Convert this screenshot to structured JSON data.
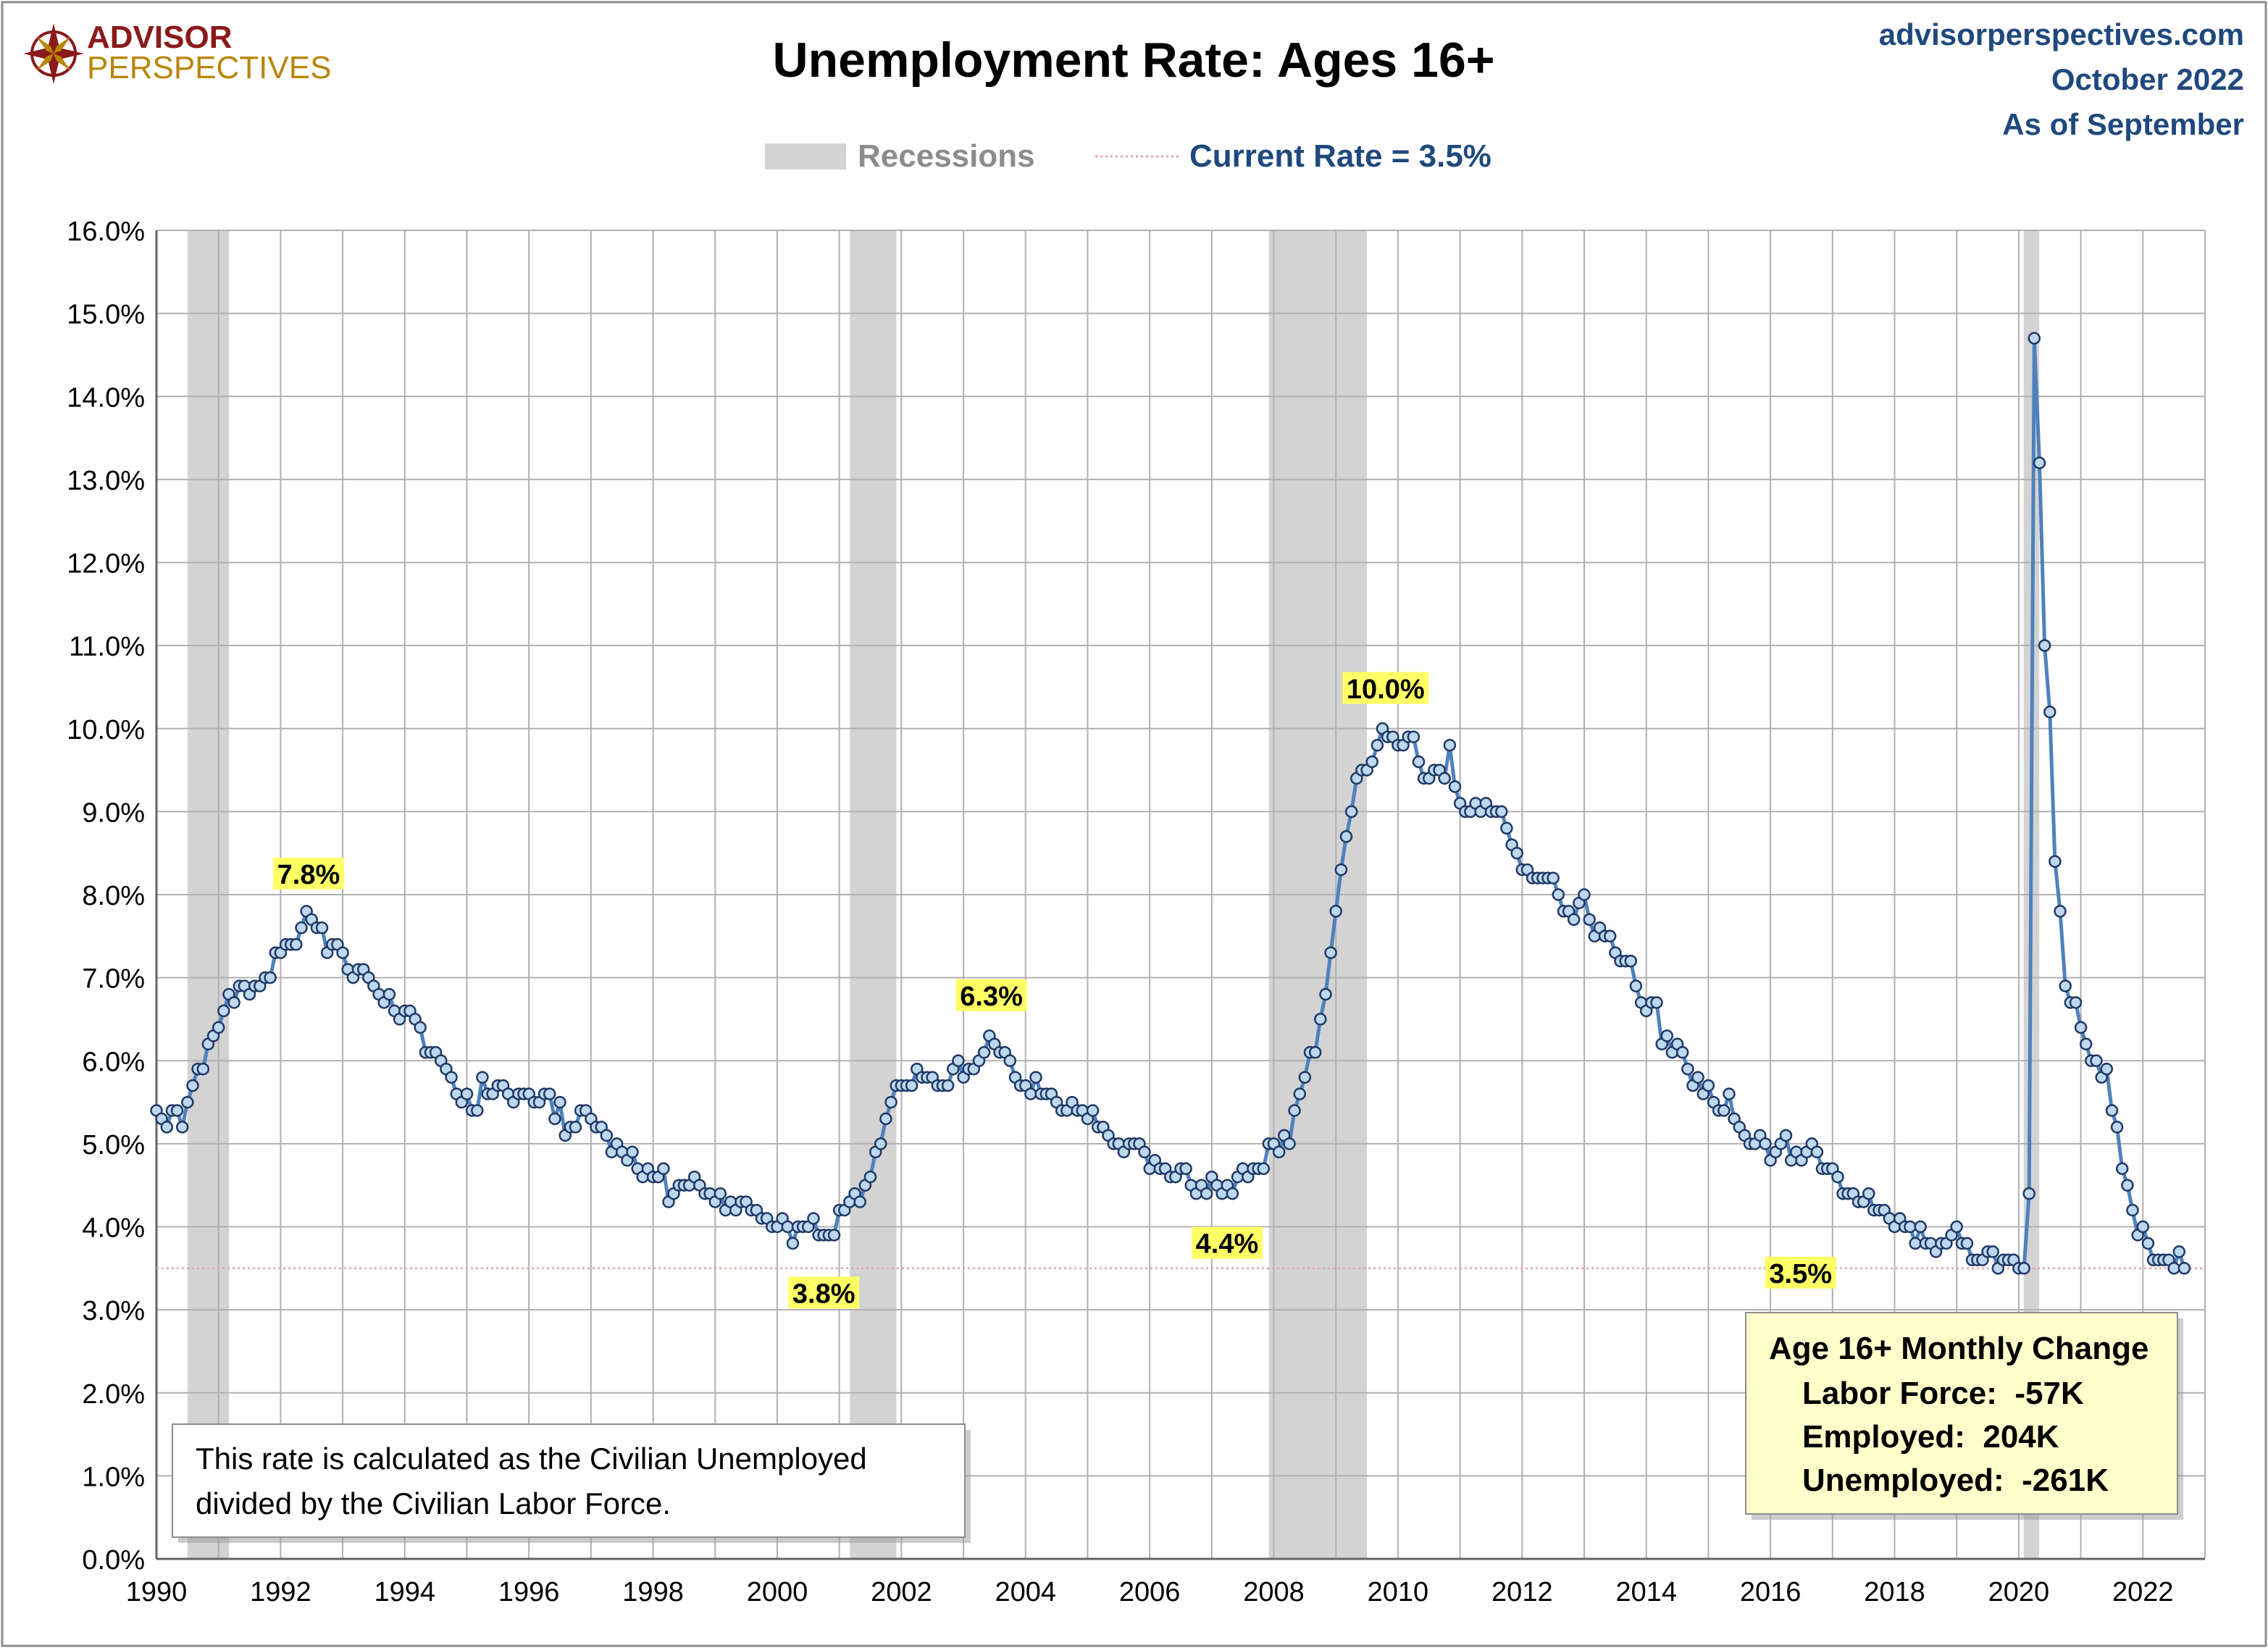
{
  "header": {
    "logo_top": "ADVISOR",
    "logo_bottom": "PERSPECTIVES",
    "title": "Unemployment Rate: Ages 16+",
    "site": "advisorperspectives.com",
    "date": "October 2022",
    "as_of": "As of September"
  },
  "legend": {
    "recessions_label": "Recessions",
    "current_label": "Current Rate = 3.5%"
  },
  "note": {
    "line1": "This rate is calculated as the Civilian Unemployed",
    "line2": "divided by the Civilian Labor Force."
  },
  "summary": {
    "title": "Age 16+ Monthly Change",
    "labor_force": "Labor Force:  -57K",
    "employed": "Employed:  204K",
    "unemployed": "Unemployed:  -261K"
  },
  "colors": {
    "line": "#4F81BD",
    "marker_fill": "#BDD7EE",
    "marker_stroke": "#1F3864",
    "recession": "#D3D3D3",
    "grid": "#B0B0B0",
    "title_blue": "#1F497D",
    "label_bg": "#FFFF66",
    "summary_bg": "#FFFFCC",
    "current_line": "#E8A0A8"
  },
  "chart_data": {
    "type": "line",
    "title": "Unemployment Rate: Ages 16+",
    "xlim": [
      1990,
      2023
    ],
    "ylim": [
      0,
      16
    ],
    "x_ticks": [
      "1990",
      "1992",
      "1994",
      "1996",
      "1998",
      "2000",
      "2002",
      "2004",
      "2006",
      "2008",
      "2010",
      "2012",
      "2014",
      "2016",
      "2018",
      "2020",
      "2022"
    ],
    "y_ticks": [
      "0.0%",
      "1.0%",
      "2.0%",
      "3.0%",
      "4.0%",
      "5.0%",
      "6.0%",
      "7.0%",
      "8.0%",
      "9.0%",
      "10.0%",
      "11.0%",
      "12.0%",
      "13.0%",
      "14.0%",
      "15.0%",
      "16.0%"
    ],
    "grid": true,
    "recessions": [
      [
        1990.5,
        1991.17
      ],
      [
        2001.17,
        2001.92
      ],
      [
        2007.92,
        2009.5
      ],
      [
        2020.08,
        2020.33
      ]
    ],
    "current_rate": 3.5,
    "annotations": [
      {
        "label": "7.8%",
        "x": 1992.45,
        "y": 7.8
      },
      {
        "label": "3.8%",
        "x": 2000.4,
        "y": 3.8
      },
      {
        "label": "6.3%",
        "x": 2003.45,
        "y": 6.3
      },
      {
        "label": "4.4%",
        "x": 2006.92,
        "y": 4.4
      },
      {
        "label": "10.0%",
        "x": 2009.8,
        "y": 10.0
      },
      {
        "label": "3.5%",
        "x": 2022.67,
        "y": 3.5
      }
    ],
    "series": [
      {
        "start": 1990,
        "values": [
          5.4,
          5.3,
          5.2,
          5.4,
          5.4,
          5.2,
          5.5,
          5.7,
          5.9,
          5.9,
          6.2,
          6.3,
          6.4,
          6.6,
          6.8,
          6.7,
          6.9,
          6.9,
          6.8,
          6.9,
          6.9,
          7.0,
          7.0,
          7.3,
          7.3,
          7.4,
          7.4,
          7.4,
          7.6,
          7.8,
          7.7,
          7.6,
          7.6,
          7.3,
          7.4,
          7.4,
          7.3,
          7.1,
          7.0,
          7.1,
          7.1,
          7.0,
          6.9,
          6.8,
          6.7,
          6.8,
          6.6,
          6.5,
          6.6,
          6.6,
          6.5,
          6.4,
          6.1,
          6.1,
          6.1,
          6.0,
          5.9,
          5.8,
          5.6,
          5.5,
          5.6,
          5.4,
          5.4,
          5.8,
          5.6,
          5.6,
          5.7,
          5.7,
          5.6,
          5.5,
          5.6,
          5.6,
          5.6,
          5.5,
          5.5,
          5.6,
          5.6,
          5.3,
          5.5,
          5.1,
          5.2,
          5.2,
          5.4,
          5.4,
          5.3,
          5.2,
          5.2,
          5.1,
          4.9,
          5.0,
          4.9,
          4.8,
          4.9,
          4.7,
          4.6,
          4.7,
          4.6,
          4.6,
          4.7,
          4.3,
          4.4,
          4.5,
          4.5,
          4.5,
          4.6,
          4.5,
          4.4,
          4.4,
          4.3,
          4.4,
          4.2,
          4.3,
          4.2,
          4.3,
          4.3,
          4.2,
          4.2,
          4.1,
          4.1,
          4.0,
          4.0,
          4.1,
          4.0,
          3.8,
          4.0,
          4.0,
          4.0,
          4.1,
          3.9,
          3.9,
          3.9,
          3.9,
          4.2,
          4.2,
          4.3,
          4.4,
          4.3,
          4.5,
          4.6,
          4.9,
          5.0,
          5.3,
          5.5,
          5.7,
          5.7,
          5.7,
          5.7,
          5.9,
          5.8,
          5.8,
          5.8,
          5.7,
          5.7,
          5.7,
          5.9,
          6.0,
          5.8,
          5.9,
          5.9,
          6.0,
          6.1,
          6.3,
          6.2,
          6.1,
          6.1,
          6.0,
          5.8,
          5.7,
          5.7,
          5.6,
          5.8,
          5.6,
          5.6,
          5.6,
          5.5,
          5.4,
          5.4,
          5.5,
          5.4,
          5.4,
          5.3,
          5.4,
          5.2,
          5.2,
          5.1,
          5.0,
          5.0,
          4.9,
          5.0,
          5.0,
          5.0,
          4.9,
          4.7,
          4.8,
          4.7,
          4.7,
          4.6,
          4.6,
          4.7,
          4.7,
          4.5,
          4.4,
          4.5,
          4.4,
          4.6,
          4.5,
          4.4,
          4.5,
          4.4,
          4.6,
          4.7,
          4.6,
          4.7,
          4.7,
          4.7,
          5.0,
          5.0,
          4.9,
          5.1,
          5.0,
          5.4,
          5.6,
          5.8,
          6.1,
          6.1,
          6.5,
          6.8,
          7.3,
          7.8,
          8.3,
          8.7,
          9.0,
          9.4,
          9.5,
          9.5,
          9.6,
          9.8,
          10.0,
          9.9,
          9.9,
          9.8,
          9.8,
          9.9,
          9.9,
          9.6,
          9.4,
          9.4,
          9.5,
          9.5,
          9.4,
          9.8,
          9.3,
          9.1,
          9.0,
          9.0,
          9.1,
          9.0,
          9.1,
          9.0,
          9.0,
          9.0,
          8.8,
          8.6,
          8.5,
          8.3,
          8.3,
          8.2,
          8.2,
          8.2,
          8.2,
          8.2,
          8.0,
          7.8,
          7.8,
          7.7,
          7.9,
          8.0,
          7.7,
          7.5,
          7.6,
          7.5,
          7.5,
          7.3,
          7.2,
          7.2,
          7.2,
          6.9,
          6.7,
          6.6,
          6.7,
          6.7,
          6.2,
          6.3,
          6.1,
          6.2,
          6.1,
          5.9,
          5.7,
          5.8,
          5.6,
          5.7,
          5.5,
          5.4,
          5.4,
          5.6,
          5.3,
          5.2,
          5.1,
          5.0,
          5.0,
          5.1,
          5.0,
          4.8,
          4.9,
          5.0,
          5.1,
          4.8,
          4.9,
          4.8,
          4.9,
          5.0,
          4.9,
          4.7,
          4.7,
          4.7,
          4.6,
          4.4,
          4.4,
          4.4,
          4.3,
          4.3,
          4.4,
          4.2,
          4.2,
          4.2,
          4.1,
          4.0,
          4.1,
          4.0,
          4.0,
          3.8,
          4.0,
          3.8,
          3.8,
          3.7,
          3.8,
          3.8,
          3.9,
          4.0,
          3.8,
          3.8,
          3.6,
          3.6,
          3.6,
          3.7,
          3.7,
          3.5,
          3.6,
          3.6,
          3.6,
          3.5,
          3.5,
          4.4,
          14.7,
          13.2,
          11.0,
          10.2,
          8.4,
          7.8,
          6.9,
          6.7,
          6.7,
          6.4,
          6.2,
          6.0,
          6.0,
          5.8,
          5.9,
          5.4,
          5.2,
          4.7,
          4.5,
          4.2,
          3.9,
          4.0,
          3.8,
          3.6,
          3.6,
          3.6,
          3.6,
          3.5,
          3.7,
          3.5
        ]
      }
    ]
  }
}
* * *
Tell how many lines of the records above hold the string "Unemployed". Give no other text.

▶ The completed task:
2